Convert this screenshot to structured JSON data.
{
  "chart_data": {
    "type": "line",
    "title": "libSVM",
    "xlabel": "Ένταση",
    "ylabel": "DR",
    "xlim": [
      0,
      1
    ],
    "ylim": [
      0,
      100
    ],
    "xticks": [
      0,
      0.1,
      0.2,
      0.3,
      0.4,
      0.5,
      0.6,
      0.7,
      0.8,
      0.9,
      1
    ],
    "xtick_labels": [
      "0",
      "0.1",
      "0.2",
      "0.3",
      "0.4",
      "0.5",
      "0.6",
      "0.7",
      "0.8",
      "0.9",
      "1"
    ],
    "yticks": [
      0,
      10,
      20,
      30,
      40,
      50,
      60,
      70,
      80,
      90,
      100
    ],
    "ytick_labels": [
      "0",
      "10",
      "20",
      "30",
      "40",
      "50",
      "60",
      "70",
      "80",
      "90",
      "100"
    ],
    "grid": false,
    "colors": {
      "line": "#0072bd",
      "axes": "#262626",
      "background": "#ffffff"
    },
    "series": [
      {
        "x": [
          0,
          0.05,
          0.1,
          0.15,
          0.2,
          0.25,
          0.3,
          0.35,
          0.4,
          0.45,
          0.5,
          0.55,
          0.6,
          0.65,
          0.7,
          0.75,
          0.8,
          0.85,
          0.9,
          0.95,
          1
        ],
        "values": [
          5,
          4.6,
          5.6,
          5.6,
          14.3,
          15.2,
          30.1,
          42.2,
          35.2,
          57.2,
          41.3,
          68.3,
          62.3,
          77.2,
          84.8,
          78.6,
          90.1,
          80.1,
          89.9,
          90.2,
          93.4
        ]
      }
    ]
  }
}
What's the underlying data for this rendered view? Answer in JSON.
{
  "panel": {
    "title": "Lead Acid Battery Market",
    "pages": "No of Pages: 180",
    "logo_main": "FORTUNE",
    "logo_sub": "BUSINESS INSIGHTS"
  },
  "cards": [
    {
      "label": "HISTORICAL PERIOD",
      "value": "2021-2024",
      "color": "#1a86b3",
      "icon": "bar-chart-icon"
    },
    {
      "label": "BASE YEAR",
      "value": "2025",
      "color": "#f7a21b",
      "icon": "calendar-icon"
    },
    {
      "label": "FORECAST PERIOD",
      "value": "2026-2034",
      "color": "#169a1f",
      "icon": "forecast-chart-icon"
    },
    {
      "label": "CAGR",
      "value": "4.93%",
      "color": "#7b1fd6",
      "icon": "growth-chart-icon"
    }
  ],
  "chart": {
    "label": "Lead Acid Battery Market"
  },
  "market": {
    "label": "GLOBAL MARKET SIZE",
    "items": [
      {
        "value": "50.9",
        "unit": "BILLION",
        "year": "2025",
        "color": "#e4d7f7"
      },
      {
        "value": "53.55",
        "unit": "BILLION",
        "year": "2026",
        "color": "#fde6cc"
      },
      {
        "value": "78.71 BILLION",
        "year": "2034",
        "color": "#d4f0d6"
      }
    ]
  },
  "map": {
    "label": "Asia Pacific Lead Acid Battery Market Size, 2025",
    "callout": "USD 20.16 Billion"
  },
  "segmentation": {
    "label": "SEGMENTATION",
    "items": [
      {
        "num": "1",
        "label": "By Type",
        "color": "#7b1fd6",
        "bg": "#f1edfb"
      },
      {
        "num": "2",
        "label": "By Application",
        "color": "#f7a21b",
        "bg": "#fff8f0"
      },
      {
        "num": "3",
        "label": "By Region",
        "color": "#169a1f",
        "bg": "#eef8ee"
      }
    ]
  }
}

» **The task**: Reproduce the whole listing word for word.

» **Result for this task**:
Convert this screenshot to structured JSON data.
{
  "chart_data": {
    "type": "line",
    "title": "libSVM",
    "xlabel": "Ένταση",
    "ylabel": "DR",
    "xlim": [
      0,
      1
    ],
    "ylim": [
      0,
      100
    ],
    "xticks": [
      0,
      0.1,
      0.2,
      0.3,
      0.4,
      0.5,
      0.6,
      0.7,
      0.8,
      0.9,
      1
    ],
    "xtick_labels": [
      "0",
      "0.1",
      "0.2",
      "0.3",
      "0.4",
      "0.5",
      "0.6",
      "0.7",
      "0.8",
      "0.9",
      "1"
    ],
    "yticks": [
      0,
      10,
      20,
      30,
      40,
      50,
      60,
      70,
      80,
      90,
      100
    ],
    "ytick_labels": [
      "0",
      "10",
      "20",
      "30",
      "40",
      "50",
      "60",
      "70",
      "80",
      "90",
      "100"
    ],
    "grid": false,
    "colors": {
      "line": "#0072bd",
      "axes": "#262626",
      "background": "#ffffff"
    },
    "series": [
      {
        "x": [
          0,
          0.05,
          0.1,
          0.15,
          0.2,
          0.25,
          0.3,
          0.35,
          0.4,
          0.45,
          0.5,
          0.55,
          0.6,
          0.65,
          0.7,
          0.75,
          0.8,
          0.85,
          0.9,
          0.95,
          1
        ],
        "values": [
          5,
          4.6,
          5.6,
          5.6,
          14.3,
          15.2,
          30.1,
          42.2,
          35.2,
          57.2,
          41.3,
          68.3,
          62.3,
          77.2,
          84.8,
          78.6,
          90.1,
          80.1,
          89.9,
          90.2,
          93.4
        ]
      }
    ]
  }
}
What's the underlying data for this rendered view? Answer in JSON.
{
  "panel": {
    "title": "Lead Acid Battery Market",
    "pages": "No of Pages: 180",
    "logo_main": "FORTUNE",
    "logo_sub": "BUSINESS INSIGHTS"
  },
  "cards": [
    {
      "label": "HISTORICAL PERIOD",
      "value": "2021-2024",
      "color": "#1a86b3",
      "icon": "bar-chart-icon"
    },
    {
      "label": "BASE YEAR",
      "value": "2025",
      "color": "#f7a21b",
      "icon": "calendar-icon"
    },
    {
      "label": "FORECAST PERIOD",
      "value": "2026-2034",
      "color": "#169a1f",
      "icon": "forecast-chart-icon"
    },
    {
      "label": "CAGR",
      "value": "4.93%",
      "color": "#7b1fd6",
      "icon": "growth-chart-icon"
    }
  ],
  "chart": {
    "label": "Lead Acid Battery Market"
  },
  "market": {
    "label": "GLOBAL MARKET SIZE",
    "items": [
      {
        "value": "50.9",
        "unit": "BILLION",
        "year": "2025",
        "color": "#e4d7f7"
      },
      {
        "value": "53.55",
        "unit": "BILLION",
        "year": "2026",
        "color": "#fde6cc"
      },
      {
        "value": "78.71 BILLION",
        "year": "2034",
        "color": "#d4f0d6"
      }
    ]
  },
  "map": {
    "label": "Asia Pacific Lead Acid Battery Market Size, 2025",
    "callout": "USD 20.16 Billion"
  },
  "segmentation": {
    "label": "SEGMENTATION",
    "items": [
      {
        "num": "1",
        "label": "By Type",
        "color": "#7b1fd6",
        "bg": "#f1edfb"
      },
      {
        "num": "2",
        "label": "By Application",
        "color": "#f7a21b",
        "bg": "#fff8f0"
      },
      {
        "num": "3",
        "label": "By Region",
        "color": "#169a1f",
        "bg": "#eef8ee"
      }
    ]
  }
}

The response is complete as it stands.